- SHORT EXERCISE
Copy out all lines that carry the word "this".

※

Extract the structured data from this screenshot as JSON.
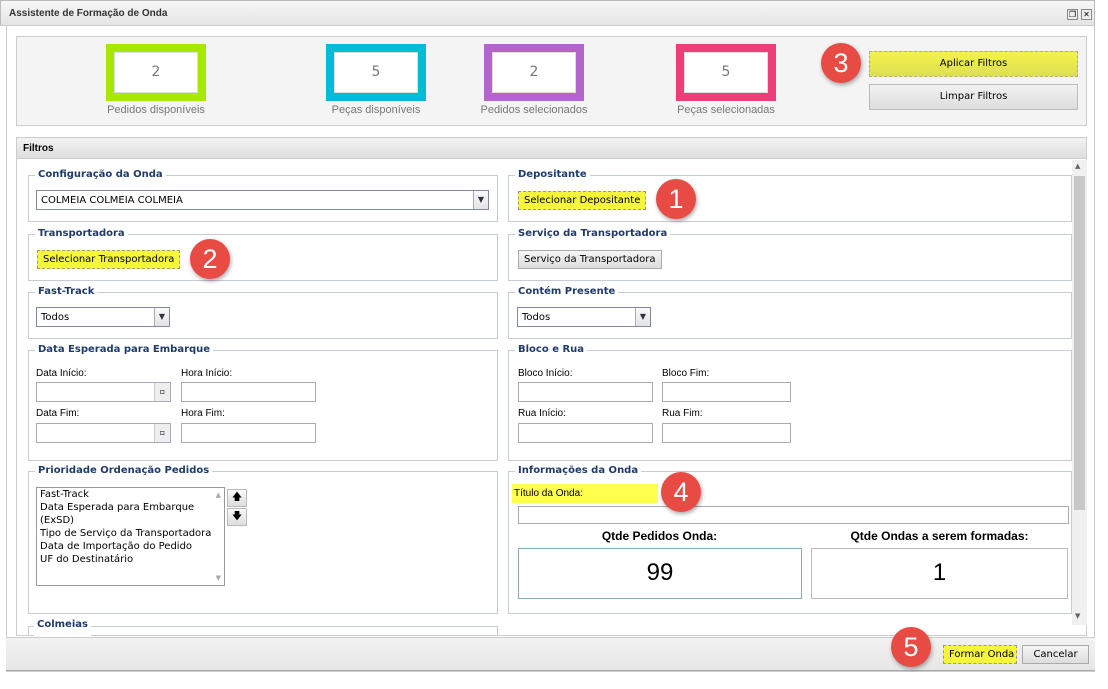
{
  "window": {
    "title": "Assistente de Formação de Onda",
    "restore_icon": "restore-icon",
    "close_icon": "close-icon"
  },
  "stats": [
    {
      "value": "2",
      "label": "Pedidos disponíveis",
      "color": "#a6e800"
    },
    {
      "value": "5",
      "label": "Peças disponíveis",
      "color": "#00bcd4"
    },
    {
      "value": "2",
      "label": "Pedidos selecionados",
      "color": "#b565c9"
    },
    {
      "value": "5",
      "label": "Peças selecionadas",
      "color": "#ee3e7a"
    }
  ],
  "actions": {
    "apply": "Aplicar Filtros",
    "clear": "Limpar Filtros"
  },
  "badges": [
    "1",
    "2",
    "3",
    "4",
    "5"
  ],
  "filters": {
    "title": "Filtros",
    "config": {
      "legend": "Configuração da Onda",
      "value": "COLMEIA COLMEIA COLMEIA"
    },
    "depositante": {
      "legend": "Depositante",
      "button": "Selecionar Depositante"
    },
    "transportadora": {
      "legend": "Transportadora",
      "button": "Selecionar Transportadora"
    },
    "servico": {
      "legend": "Serviço da Transportadora",
      "button": "Serviço da Transportadora"
    },
    "fasttrack": {
      "legend": "Fast-Track",
      "value": "Todos"
    },
    "presente": {
      "legend": "Contém Presente",
      "value": "Todos"
    },
    "data": {
      "legend": "Data Esperada para Embarque",
      "data_inicio": "Data Início:",
      "hora_inicio": "Hora Início:",
      "data_fim": "Data Fim:",
      "hora_fim": "Hora Fim:"
    },
    "bloco": {
      "legend": "Bloco e Rua",
      "bloco_inicio": "Bloco Início:",
      "bloco_fim": "Bloco Fim:",
      "rua_inicio": "Rua Início:",
      "rua_fim": "Rua Fim:"
    },
    "prioridade": {
      "legend": "Prioridade Ordenação Pedidos",
      "items": [
        "Fast-Track",
        "Data Esperada para Embarque (ExSD)",
        "Tipo de Serviço da Transportadora",
        "Data de Importação do Pedido",
        "UF do Destinatário"
      ]
    },
    "info": {
      "legend": "Informações da Onda",
      "titulo_label": "Título da Onda:",
      "titulo_value": "",
      "qtde_pedidos_label": "Qtde Pedidos Onda:",
      "qtde_pedidos": "99",
      "qtde_ondas_label": "Qtde Ondas a serem formadas:",
      "qtde_ondas": "1"
    },
    "colmeias": {
      "legend": "Colmeias"
    }
  },
  "footer": {
    "form": "Formar Onda",
    "cancel": "Cancelar"
  }
}
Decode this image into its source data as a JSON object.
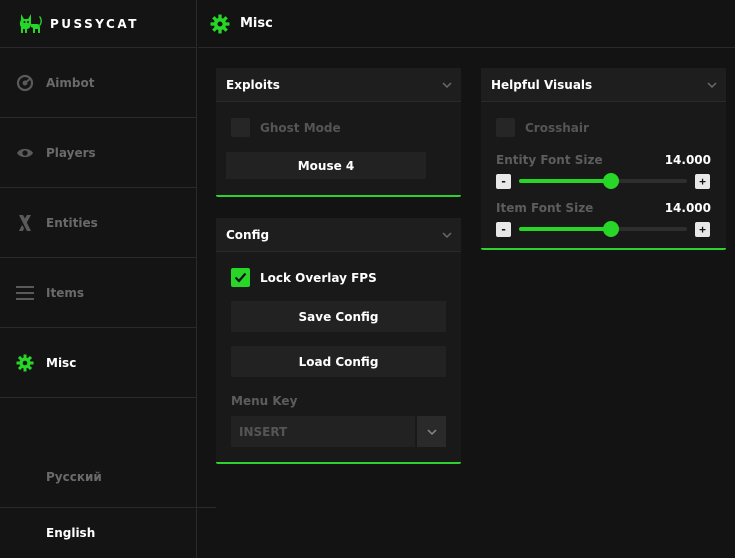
{
  "brand": {
    "name": "PUSSYCAT"
  },
  "sidebar": {
    "items": [
      {
        "label": "Aimbot",
        "icon": "radar-icon"
      },
      {
        "label": "Players",
        "icon": "eye-icon"
      },
      {
        "label": "Entities",
        "icon": "entities-icon"
      },
      {
        "label": "Items",
        "icon": "menu-lines-icon"
      },
      {
        "label": "Misc",
        "icon": "gear-icon",
        "active": true
      }
    ],
    "languages": [
      "Русский",
      "English"
    ]
  },
  "header": {
    "title": "Misc"
  },
  "exploits": {
    "title": "Exploits",
    "ghost_mode": {
      "label": "Ghost Mode",
      "checked": false
    },
    "key_button": "Mouse 4"
  },
  "config": {
    "title": "Config",
    "lock_fps": {
      "label": "Lock Overlay FPS",
      "checked": true
    },
    "save_label": "Save Config",
    "load_label": "Load Config",
    "menu_key_label": "Menu Key",
    "menu_key_value": "INSERT"
  },
  "visuals": {
    "title": "Helpful Visuals",
    "crosshair": {
      "label": "Crosshair",
      "checked": false
    },
    "entity_font": {
      "label": "Entity Font Size",
      "value": "14.000",
      "fraction": 0.55
    },
    "item_font": {
      "label": "Item Font Size",
      "value": "14.000",
      "fraction": 0.55
    },
    "minus": "-",
    "plus": "+"
  },
  "colors": {
    "accent": "#27d627",
    "background": "#131313",
    "panel": "#191919"
  }
}
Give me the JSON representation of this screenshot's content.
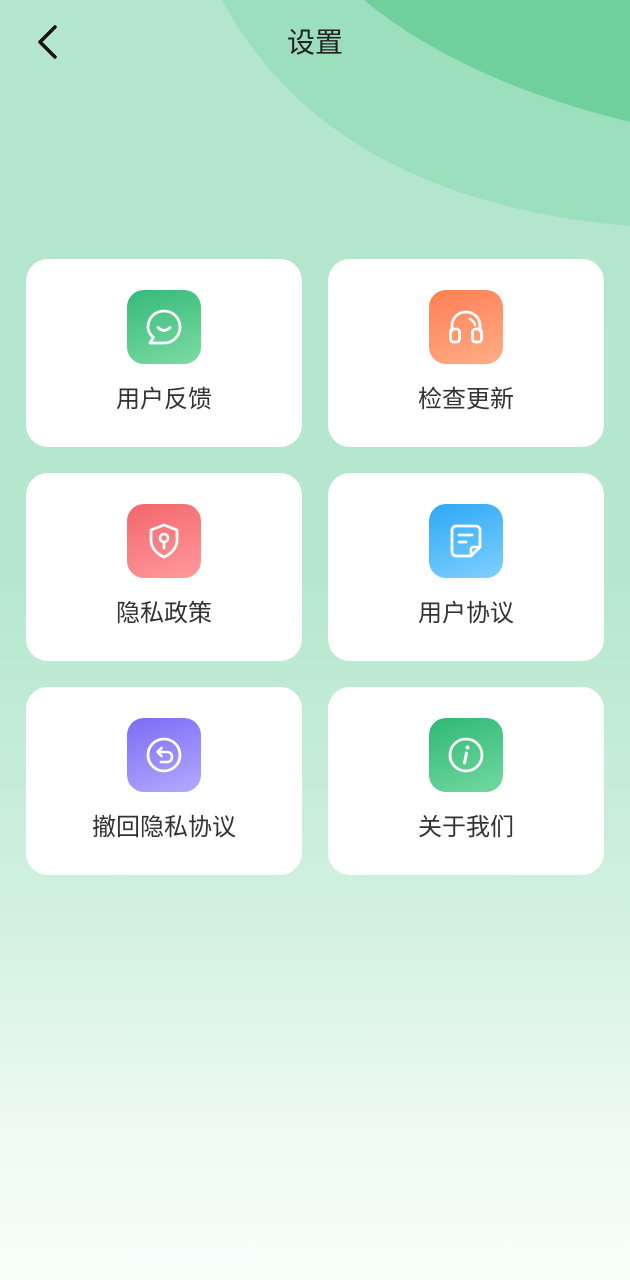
{
  "header": {
    "title": "设置"
  },
  "icons": {
    "back": "chevron-left-icon"
  },
  "colors": {
    "text_primary": "#222222",
    "card_background": "#ffffff",
    "feedback_tile": [
      "#35b97a",
      "#7cdca2"
    ],
    "update_tile": [
      "#ff7e54",
      "#ffad86"
    ],
    "privacy_tile": [
      "#f2666c",
      "#ff9a9c"
    ],
    "agreement_tile": [
      "#2ea8f5",
      "#7fd0ff"
    ],
    "revoke_tile": [
      "#7a6cf5",
      "#b4a9ff"
    ],
    "about_tile": [
      "#2fb874",
      "#72d9a0"
    ]
  },
  "menu": {
    "items": [
      {
        "label": "用户反馈",
        "icon": "chat-bubble-icon"
      },
      {
        "label": "检查更新",
        "icon": "headset-icon"
      },
      {
        "label": "隐私政策",
        "icon": "shield-keyhole-icon"
      },
      {
        "label": "用户协议",
        "icon": "document-icon"
      },
      {
        "label": "撤回隐私协议",
        "icon": "undo-circle-icon"
      },
      {
        "label": "关于我们",
        "icon": "info-circle-icon"
      }
    ]
  }
}
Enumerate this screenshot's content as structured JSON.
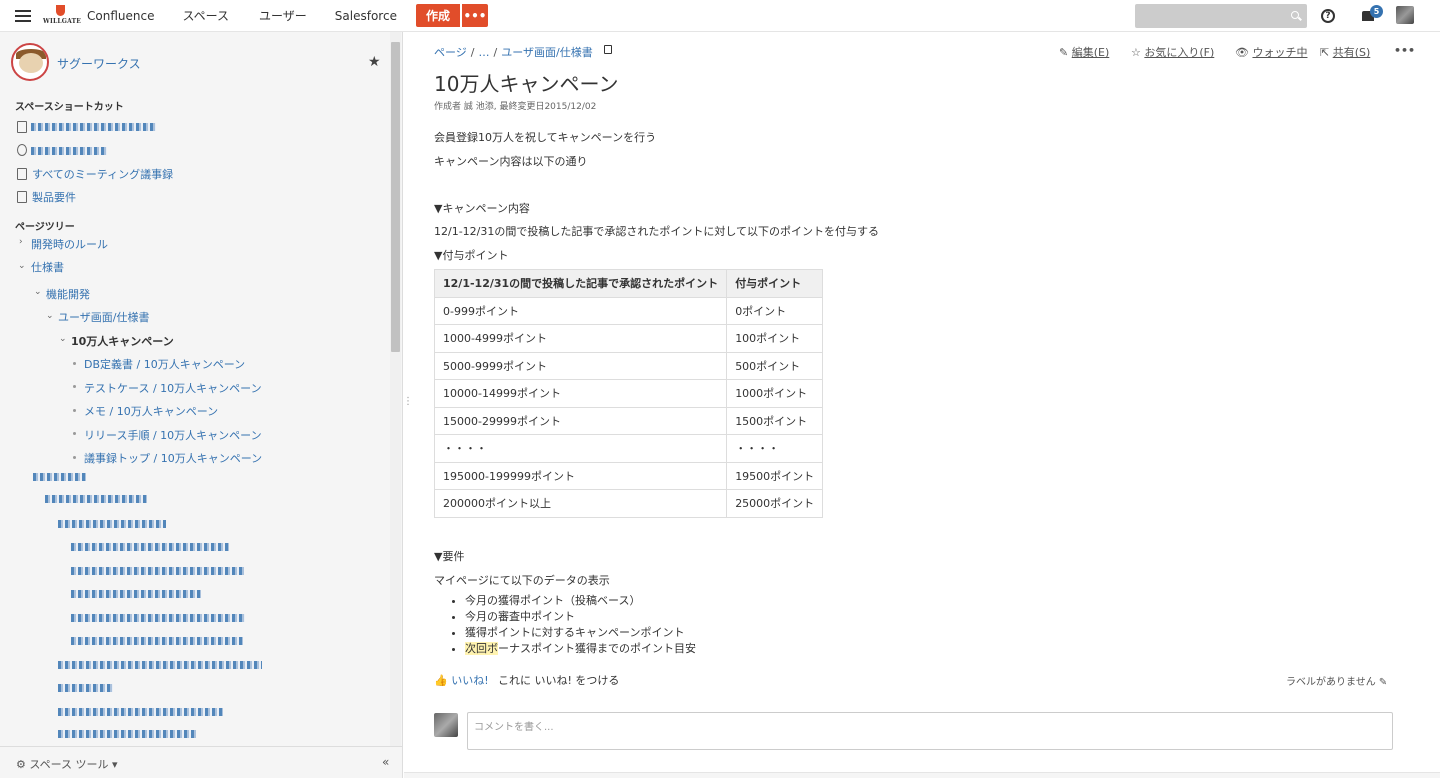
{
  "topnav": {
    "logo_text": "WILLGATE",
    "items": [
      "Confluence",
      "スペース",
      "ユーザー",
      "Salesforce"
    ],
    "create_label": "作成",
    "more_label": "•••",
    "help_label": "?",
    "notification_count": "5"
  },
  "sidebar": {
    "space_name": "サグーワークス",
    "shortcuts_heading": "スペースショートカット",
    "shortcut_all_meetings": "すべてのミーティング議事録",
    "shortcut_product_reqs": "製品要件",
    "page_tree_heading": "ページツリー",
    "tree": {
      "dev_rules": "開発時のルール",
      "spec": "仕様書",
      "feature_dev": "機能開発",
      "user_screen": "ユーザ画面/仕様書",
      "current_page": "10万人キャンペーン",
      "children": [
        "DB定義書 / 10万人キャンペーン",
        "テストケース / 10万人キャンペーン",
        "メモ / 10万人キャンペーン",
        "リリース手順 / 10万人キャンペーン",
        "議事録トップ / 10万人キャンペーン"
      ]
    },
    "space_tools_label": "スペース ツール",
    "collapse_label": "«"
  },
  "main": {
    "breadcrumb": [
      "ページ",
      "…",
      "ユーザ画面/仕様書"
    ],
    "actions": {
      "edit": "編集(E)",
      "favorite": "お気に入り(F)",
      "watching": "ウォッチ中",
      "share": "共有(S)",
      "more": "•••"
    },
    "title": "10万人キャンペーン",
    "byline": "作成者 誠 池添, 最終変更日2015/12/02",
    "intro1": "会員登録10万人を祝してキャンペーンを行う",
    "intro2": "キャンペーン内容は以下の通り",
    "section_campaign": "▼キャンペーン内容",
    "campaign_desc": "12/1-12/31の間で投稿した記事で承認されたポイントに対して以下のポイントを付与する",
    "section_points": "▼付与ポイント",
    "table": {
      "headers": [
        "12/1-12/31の間で投稿した記事で承認されたポイント",
        "付与ポイント"
      ],
      "rows": [
        [
          "0-999ポイント",
          "0ポイント"
        ],
        [
          "1000-4999ポイント",
          "100ポイント"
        ],
        [
          "5000-9999ポイント",
          "500ポイント"
        ],
        [
          "10000-14999ポイント",
          "1000ポイント"
        ],
        [
          "15000-29999ポイント",
          "1500ポイント"
        ],
        [
          "・・・・",
          "・・・・"
        ],
        [
          "195000-199999ポイント",
          "19500ポイント"
        ],
        [
          "200000ポイント以上",
          "25000ポイント"
        ]
      ]
    },
    "section_reqs": "▼要件",
    "reqs_desc": "マイページにて以下のデータの表示",
    "reqs": [
      "今月の獲得ポイント（投稿ベース）",
      "今月の審査中ポイント",
      "獲得ポイントに対するキャンペーンポイント"
    ],
    "req_last_highlight": "次回ボ",
    "req_last_rest": "ーナスポイント獲得までのポイント目安",
    "like_label": "いいね!",
    "like_message": "これに いいね! をつける",
    "labels_text": "ラベルがありません",
    "comment_placeholder": "コメントを書く..."
  }
}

※

- RESULT
Extract the structured data from this screenshot as JSON.
Decode this image into its source data as a JSON object.
Give me the JSON representation of this screenshot's content.
Enumerate this screenshot's content as structured JSON.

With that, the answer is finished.